Work to do -
In the records below, find each line with the word "There" and copy it.

--- start of Supplied data ---

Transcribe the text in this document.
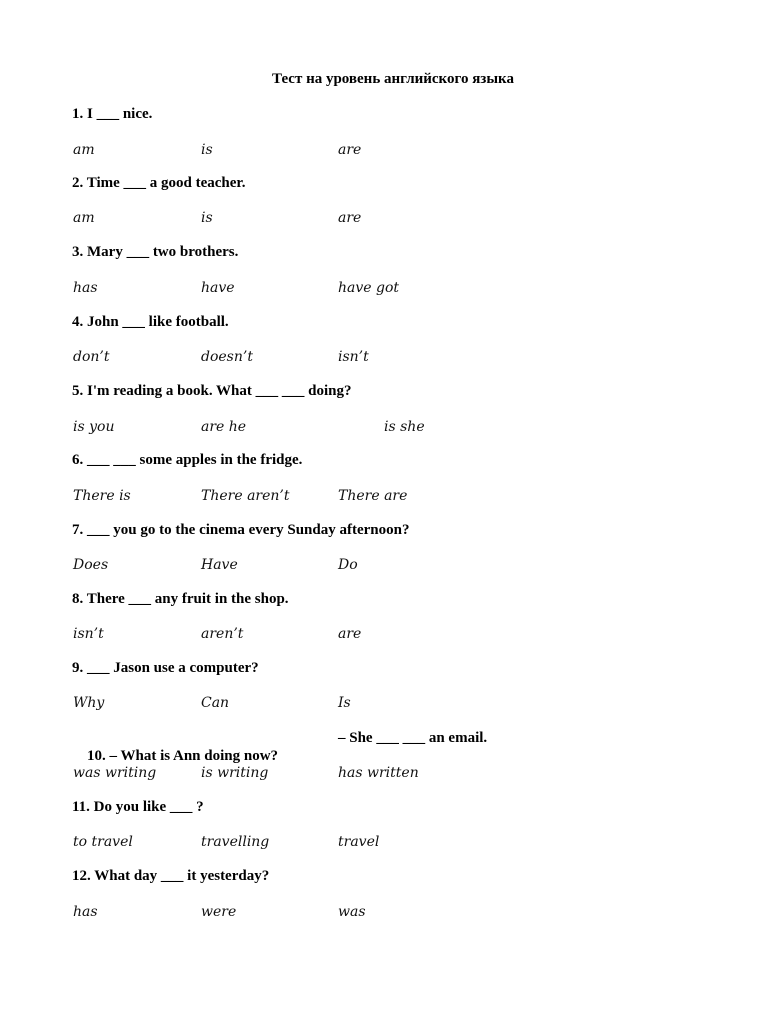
Тест на уровень английского языка
1. I ___ nice.
am	is	are
2. Time ___ a good teacher.
am	is	are
3. Mary ___ two brothers.
has	have	have got
4. John ___ like football.
don’t	doesn’t	isn’t
5. I'm reading a book. What ___ ___ doing?
is you	are he	is she
6. ___ ___ some apples in the fridge.
There is	There aren’t	There are
7. ___ you go to the cinema every Sunday afternoon?
Does	Have	Do
8. There ___ any fruit in the shop.
isn’t	aren’t	are
9. ___ Jason use a computer?
Why	Can	Is

10. – What is Ann doing now?

– She ___ ___ an email.

was writing	is writing	has written
11. Do you like ___ ?
to travel	travelling	travel
12. What day ___ it yesterday?
has	were	was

--- end of Supplied data ---

Task solution -
There is	There aren’t	There are
8. There ___ any fruit in the shop.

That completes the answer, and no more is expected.